▶ **PROBLEM STATEMENT**: Every entry must be copied word for word.

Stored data
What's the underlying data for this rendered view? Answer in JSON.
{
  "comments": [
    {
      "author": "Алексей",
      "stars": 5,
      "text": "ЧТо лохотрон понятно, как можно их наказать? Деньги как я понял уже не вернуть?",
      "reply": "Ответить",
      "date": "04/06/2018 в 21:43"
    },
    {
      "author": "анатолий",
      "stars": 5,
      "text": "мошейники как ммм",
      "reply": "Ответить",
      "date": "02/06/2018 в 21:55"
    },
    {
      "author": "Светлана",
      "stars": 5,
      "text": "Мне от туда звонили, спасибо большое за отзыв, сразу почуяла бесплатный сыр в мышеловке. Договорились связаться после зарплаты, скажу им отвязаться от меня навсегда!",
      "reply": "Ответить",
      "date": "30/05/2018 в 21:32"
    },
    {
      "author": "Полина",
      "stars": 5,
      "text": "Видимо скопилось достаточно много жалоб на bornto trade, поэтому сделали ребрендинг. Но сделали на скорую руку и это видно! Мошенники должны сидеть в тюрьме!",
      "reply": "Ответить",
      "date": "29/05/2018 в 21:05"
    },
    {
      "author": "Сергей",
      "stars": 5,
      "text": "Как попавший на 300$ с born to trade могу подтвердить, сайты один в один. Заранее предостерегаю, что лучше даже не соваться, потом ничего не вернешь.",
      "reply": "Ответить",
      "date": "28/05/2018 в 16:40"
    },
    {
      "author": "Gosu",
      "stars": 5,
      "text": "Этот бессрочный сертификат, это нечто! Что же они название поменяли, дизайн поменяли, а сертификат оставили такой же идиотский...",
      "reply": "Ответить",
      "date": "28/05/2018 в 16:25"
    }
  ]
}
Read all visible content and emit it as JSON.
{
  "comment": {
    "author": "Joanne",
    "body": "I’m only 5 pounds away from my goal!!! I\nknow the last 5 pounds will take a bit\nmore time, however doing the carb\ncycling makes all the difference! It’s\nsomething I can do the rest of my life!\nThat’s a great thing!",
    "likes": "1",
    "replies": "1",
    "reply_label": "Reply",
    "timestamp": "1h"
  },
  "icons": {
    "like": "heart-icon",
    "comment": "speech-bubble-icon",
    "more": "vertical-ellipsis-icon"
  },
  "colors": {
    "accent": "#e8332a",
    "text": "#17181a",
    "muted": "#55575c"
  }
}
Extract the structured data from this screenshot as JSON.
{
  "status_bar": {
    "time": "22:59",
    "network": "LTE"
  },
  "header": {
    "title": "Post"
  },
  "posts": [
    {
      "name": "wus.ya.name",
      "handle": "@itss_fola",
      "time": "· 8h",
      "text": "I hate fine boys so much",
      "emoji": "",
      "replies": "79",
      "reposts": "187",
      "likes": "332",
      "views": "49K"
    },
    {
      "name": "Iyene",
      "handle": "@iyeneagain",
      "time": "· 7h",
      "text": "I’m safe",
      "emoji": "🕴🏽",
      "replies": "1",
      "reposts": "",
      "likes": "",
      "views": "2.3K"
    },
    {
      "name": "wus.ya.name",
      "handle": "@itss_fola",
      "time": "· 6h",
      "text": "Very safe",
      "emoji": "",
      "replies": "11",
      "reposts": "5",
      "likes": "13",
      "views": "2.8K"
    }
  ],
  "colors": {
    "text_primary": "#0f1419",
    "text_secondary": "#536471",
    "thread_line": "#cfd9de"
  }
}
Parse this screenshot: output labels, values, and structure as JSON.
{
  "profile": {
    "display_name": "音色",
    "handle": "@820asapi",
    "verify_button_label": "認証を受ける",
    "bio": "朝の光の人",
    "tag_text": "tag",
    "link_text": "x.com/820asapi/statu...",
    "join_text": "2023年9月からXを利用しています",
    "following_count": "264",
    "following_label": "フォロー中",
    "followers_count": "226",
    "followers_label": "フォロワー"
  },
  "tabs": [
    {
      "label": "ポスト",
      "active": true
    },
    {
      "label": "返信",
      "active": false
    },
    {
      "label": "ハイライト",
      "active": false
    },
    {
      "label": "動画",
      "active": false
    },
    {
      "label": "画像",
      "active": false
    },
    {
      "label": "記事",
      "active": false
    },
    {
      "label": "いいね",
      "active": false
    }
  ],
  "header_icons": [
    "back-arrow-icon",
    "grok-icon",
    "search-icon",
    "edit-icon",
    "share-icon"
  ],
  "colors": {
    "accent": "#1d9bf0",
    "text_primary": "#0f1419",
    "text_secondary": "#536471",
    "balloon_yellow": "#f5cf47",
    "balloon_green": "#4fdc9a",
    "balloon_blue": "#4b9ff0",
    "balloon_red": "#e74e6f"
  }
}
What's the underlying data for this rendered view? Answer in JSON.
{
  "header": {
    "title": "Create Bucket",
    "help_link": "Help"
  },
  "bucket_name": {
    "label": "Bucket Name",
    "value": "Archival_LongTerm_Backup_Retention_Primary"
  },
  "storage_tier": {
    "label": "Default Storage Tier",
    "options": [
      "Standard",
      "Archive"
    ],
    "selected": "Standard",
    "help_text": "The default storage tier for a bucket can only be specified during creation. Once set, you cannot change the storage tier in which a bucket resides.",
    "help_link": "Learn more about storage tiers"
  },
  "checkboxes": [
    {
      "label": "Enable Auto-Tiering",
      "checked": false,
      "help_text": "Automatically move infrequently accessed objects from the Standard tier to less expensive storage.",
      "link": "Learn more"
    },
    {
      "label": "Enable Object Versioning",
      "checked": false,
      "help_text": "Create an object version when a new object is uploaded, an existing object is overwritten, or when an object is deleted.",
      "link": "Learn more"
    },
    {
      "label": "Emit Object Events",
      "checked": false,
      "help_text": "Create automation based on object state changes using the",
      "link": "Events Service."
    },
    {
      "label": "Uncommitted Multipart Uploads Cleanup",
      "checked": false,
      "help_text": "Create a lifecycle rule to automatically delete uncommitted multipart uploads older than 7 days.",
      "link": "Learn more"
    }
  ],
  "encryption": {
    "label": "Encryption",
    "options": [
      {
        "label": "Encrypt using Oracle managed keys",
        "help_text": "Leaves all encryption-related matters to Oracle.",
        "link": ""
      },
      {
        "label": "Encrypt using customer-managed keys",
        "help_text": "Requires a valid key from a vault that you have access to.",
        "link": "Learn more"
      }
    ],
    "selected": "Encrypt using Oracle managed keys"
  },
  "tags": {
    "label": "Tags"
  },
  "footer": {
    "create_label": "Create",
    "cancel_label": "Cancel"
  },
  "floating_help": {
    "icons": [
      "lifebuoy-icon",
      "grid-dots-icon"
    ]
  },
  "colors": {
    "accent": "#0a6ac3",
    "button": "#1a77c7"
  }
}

▶ **IN RESPONSE**:
What's the underlying data for this rendered view? Answer in JSON.
{
  "comments": [
    {
      "author": "Алексей",
      "stars": 5,
      "text": "ЧТо лохотрон понятно, как можно их наказать? Деньги как я понял уже не вернуть?",
      "reply": "Ответить",
      "date": "04/06/2018 в 21:43"
    },
    {
      "author": "анатолий",
      "stars": 5,
      "text": "мошейники как ммм",
      "reply": "Ответить",
      "date": "02/06/2018 в 21:55"
    },
    {
      "author": "Светлана",
      "stars": 5,
      "text": "Мне от туда звонили, спасибо большое за отзыв, сразу почуяла бесплатный сыр в мышеловке. Договорились связаться после зарплаты, скажу им отвязаться от меня навсегда!",
      "reply": "Ответить",
      "date": "30/05/2018 в 21:32"
    },
    {
      "author": "Полина",
      "stars": 5,
      "text": "Видимо скопилось достаточно много жалоб на bornto trade, поэтому сделали ребрендинг. Но сделали на скорую руку и это видно! Мошенники должны сидеть в тюрьме!",
      "reply": "Ответить",
      "date": "29/05/2018 в 21:05"
    },
    {
      "author": "Сергей",
      "stars": 5,
      "text": "Как попавший на 300$ с born to trade могу подтвердить, сайты один в один. Заранее предостерегаю, что лучше даже не соваться, потом ничего не вернешь.",
      "reply": "Ответить",
      "date": "28/05/2018 в 16:40"
    },
    {
      "author": "Gosu",
      "stars": 5,
      "text": "Этот бессрочный сертификат, это нечто! Что же они название поменяли, дизайн поменяли, а сертификат оставили такой же идиотский...",
      "reply": "Ответить",
      "date": "28/05/2018 в 16:25"
    }
  ]
}
Read all visible content and emit it as JSON.
{
  "comment": {
    "author": "Joanne",
    "body": "I’m only 5 pounds away from my goal!!! I\nknow the last 5 pounds will take a bit\nmore time, however doing the carb\ncycling makes all the difference! It’s\nsomething I can do the rest of my life!\nThat’s a great thing!",
    "likes": "1",
    "replies": "1",
    "reply_label": "Reply",
    "timestamp": "1h"
  },
  "icons": {
    "like": "heart-icon",
    "comment": "speech-bubble-icon",
    "more": "vertical-ellipsis-icon"
  },
  "colors": {
    "accent": "#e8332a",
    "text": "#17181a",
    "muted": "#55575c"
  }
}
Extract the structured data from this screenshot as JSON.
{
  "status_bar": {
    "time": "22:59",
    "network": "LTE"
  },
  "header": {
    "title": "Post"
  },
  "posts": [
    {
      "name": "wus.ya.name",
      "handle": "@itss_fola",
      "time": "· 8h",
      "text": "I hate fine boys so much",
      "emoji": "",
      "replies": "79",
      "reposts": "187",
      "likes": "332",
      "views": "49K"
    },
    {
      "name": "Iyene",
      "handle": "@iyeneagain",
      "time": "· 7h",
      "text": "I’m safe",
      "emoji": "🕴🏽",
      "replies": "1",
      "reposts": "",
      "likes": "",
      "views": "2.3K"
    },
    {
      "name": "wus.ya.name",
      "handle": "@itss_fola",
      "time": "· 6h",
      "text": "Very safe",
      "emoji": "",
      "replies": "11",
      "reposts": "5",
      "likes": "13",
      "views": "2.8K"
    }
  ],
  "colors": {
    "text_primary": "#0f1419",
    "text_secondary": "#536471",
    "thread_line": "#cfd9de"
  }
}
Parse this screenshot: output labels, values, and structure as JSON.
{
  "profile": {
    "display_name": "音色",
    "handle": "@820asapi",
    "verify_button_label": "認証を受ける",
    "bio": "朝の光の人",
    "tag_text": "tag",
    "link_text": "x.com/820asapi/statu...",
    "join_text": "2023年9月からXを利用しています",
    "following_count": "264",
    "following_label": "フォロー中",
    "followers_count": "226",
    "followers_label": "フォロワー"
  },
  "tabs": [
    {
      "label": "ポスト",
      "active": true
    },
    {
      "label": "返信",
      "active": false
    },
    {
      "label": "ハイライト",
      "active": false
    },
    {
      "label": "動画",
      "active": false
    },
    {
      "label": "画像",
      "active": false
    },
    {
      "label": "記事",
      "active": false
    },
    {
      "label": "いいね",
      "active": false
    }
  ],
  "header_icons": [
    "back-arrow-icon",
    "grok-icon",
    "search-icon",
    "edit-icon",
    "share-icon"
  ],
  "colors": {
    "accent": "#1d9bf0",
    "text_primary": "#0f1419",
    "text_secondary": "#536471",
    "balloon_yellow": "#f5cf47",
    "balloon_green": "#4fdc9a",
    "balloon_blue": "#4b9ff0",
    "balloon_red": "#e74e6f"
  }
}
What's the underlying data for this rendered view? Answer in JSON.
{
  "header": {
    "title": "Create Bucket",
    "help_link": "Help"
  },
  "bucket_name": {
    "label": "Bucket Name",
    "value": "Archival_LongTerm_Backup_Retention_Primary"
  },
  "storage_tier": {
    "label": "Default Storage Tier",
    "options": [
      "Standard",
      "Archive"
    ],
    "selected": "Standard",
    "help_text": "The default storage tier for a bucket can only be specified during creation. Once set, you cannot change the storage tier in which a bucket resides.",
    "help_link": "Learn more about storage tiers"
  },
  "checkboxes": [
    {
      "label": "Enable Auto-Tiering",
      "checked": false,
      "help_text": "Automatically move infrequently accessed objects from the Standard tier to less expensive storage.",
      "link": "Learn more"
    },
    {
      "label": "Enable Object Versioning",
      "checked": false,
      "help_text": "Create an object version when a new object is uploaded, an existing object is overwritten, or when an object is deleted.",
      "link": "Learn more"
    },
    {
      "label": "Emit Object Events",
      "checked": false,
      "help_text": "Create automation based on object state changes using the",
      "link": "Events Service."
    },
    {
      "label": "Uncommitted Multipart Uploads Cleanup",
      "checked": false,
      "help_text": "Create a lifecycle rule to automatically delete uncommitted multipart uploads older than 7 days.",
      "link": "Learn more"
    }
  ],
  "encryption": {
    "label": "Encryption",
    "options": [
      {
        "label": "Encrypt using Oracle managed keys",
        "help_text": "Leaves all encryption-related matters to Oracle.",
        "link": ""
      },
      {
        "label": "Encrypt using customer-managed keys",
        "help_text": "Requires a valid key from a vault that you have access to.",
        "link": "Learn more"
      }
    ],
    "selected": "Encrypt using Oracle managed keys"
  },
  "tags": {
    "label": "Tags"
  },
  "footer": {
    "create_label": "Create",
    "cancel_label": "Cancel"
  },
  "floating_help": {
    "icons": [
      "lifebuoy-icon",
      "grid-dots-icon"
    ]
  },
  "colors": {
    "accent": "#0a6ac3",
    "button": "#1a77c7"
  }
}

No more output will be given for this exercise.